PROBLEM DESCRIPTION
Your task is to repeat the entries exactly. Leave the pictures out.

(Excerpt from a dataset)
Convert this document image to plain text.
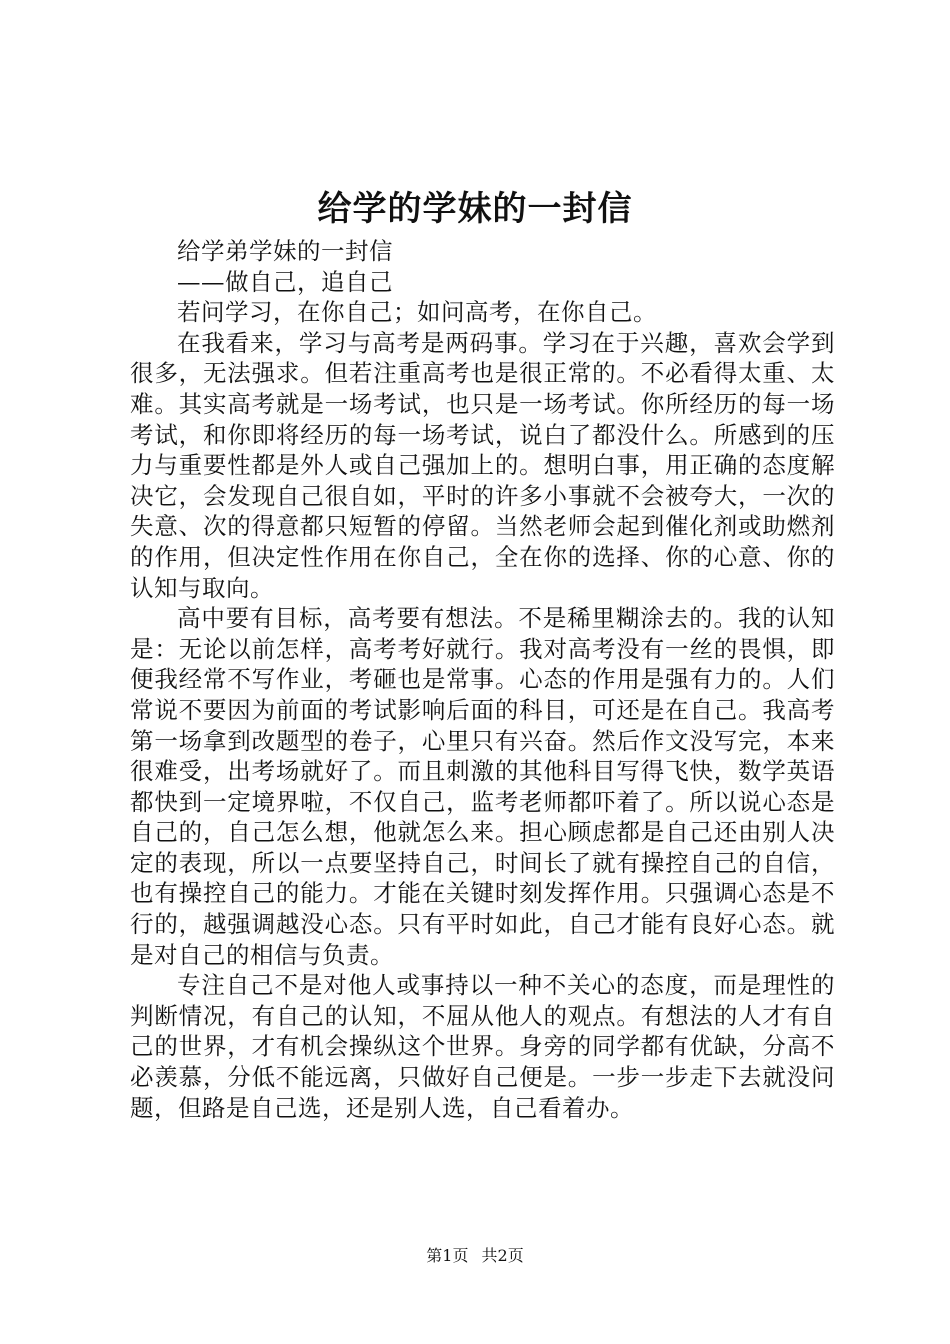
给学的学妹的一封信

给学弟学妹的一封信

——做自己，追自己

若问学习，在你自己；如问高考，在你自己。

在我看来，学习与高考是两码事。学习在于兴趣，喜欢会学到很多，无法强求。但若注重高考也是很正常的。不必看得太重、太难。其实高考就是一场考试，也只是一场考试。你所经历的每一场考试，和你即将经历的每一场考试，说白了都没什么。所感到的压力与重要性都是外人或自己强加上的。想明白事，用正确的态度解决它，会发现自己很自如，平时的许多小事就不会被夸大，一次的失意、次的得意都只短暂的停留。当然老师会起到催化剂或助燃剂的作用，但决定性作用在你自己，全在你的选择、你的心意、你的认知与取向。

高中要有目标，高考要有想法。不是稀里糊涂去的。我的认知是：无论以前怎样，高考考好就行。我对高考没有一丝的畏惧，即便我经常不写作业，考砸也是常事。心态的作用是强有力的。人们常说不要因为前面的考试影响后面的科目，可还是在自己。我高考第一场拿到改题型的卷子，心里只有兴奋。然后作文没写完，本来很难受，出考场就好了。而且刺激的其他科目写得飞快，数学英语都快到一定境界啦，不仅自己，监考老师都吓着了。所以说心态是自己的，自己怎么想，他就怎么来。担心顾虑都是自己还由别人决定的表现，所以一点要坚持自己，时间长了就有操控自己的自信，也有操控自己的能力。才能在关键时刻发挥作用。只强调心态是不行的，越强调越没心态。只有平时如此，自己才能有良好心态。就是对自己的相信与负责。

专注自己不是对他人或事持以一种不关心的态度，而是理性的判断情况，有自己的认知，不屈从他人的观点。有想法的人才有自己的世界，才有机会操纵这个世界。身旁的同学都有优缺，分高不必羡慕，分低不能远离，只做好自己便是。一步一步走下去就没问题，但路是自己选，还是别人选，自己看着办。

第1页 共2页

ANSWER TO THIS EXERCISE
Convert this document image to plain text.
给学的学妹的一封信

给学弟学妹的一封信

——做自己，追自己

若问学习，在你自己；如问高考，在你自己。

在我看来，学习与高考是两码事。学习在于兴趣，喜欢会学到很多，无法强求。但若注重高考也是很正常的。不必看得太重、太难。其实高考就是一场考试，也只是一场考试。你所经历的每一场考试，和你即将经历的每一场考试，说白了都没什么。所感到的压力与重要性都是外人或自己强加上的。想明白事，用正确的态度解决它，会发现自己很自如，平时的许多小事就不会被夸大，一次的失意、次的得意都只短暂的停留。当然老师会起到催化剂或助燃剂的作用，但决定性作用在你自己，全在你的选择、你的心意、你的认知与取向。

高中要有目标，高考要有想法。不是稀里糊涂去的。我的认知是：无论以前怎样，高考考好就行。我对高考没有一丝的畏惧，即便我经常不写作业，考砸也是常事。心态的作用是强有力的。人们常说不要因为前面的考试影响后面的科目，可还是在自己。我高考第一场拿到改题型的卷子，心里只有兴奋。然后作文没写完，本来很难受，出考场就好了。而且刺激的其他科目写得飞快，数学英语都快到一定境界啦，不仅自己，监考老师都吓着了。所以说心态是自己的，自己怎么想，他就怎么来。担心顾虑都是自己还由别人决定的表现，所以一点要坚持自己，时间长了就有操控自己的自信，也有操控自己的能力。才能在关键时刻发挥作用。只强调心态是不行的，越强调越没心态。只有平时如此，自己才能有良好心态。就是对自己的相信与负责。

专注自己不是对他人或事持以一种不关心的态度，而是理性的判断情况，有自己的认知，不屈从他人的观点。有想法的人才有自己的世界，才有机会操纵这个世界。身旁的同学都有优缺，分高不必羡慕，分低不能远离，只做好自己便是。一步一步走下去就没问题，但路是自己选，还是别人选，自己看着办。

第1页 共2页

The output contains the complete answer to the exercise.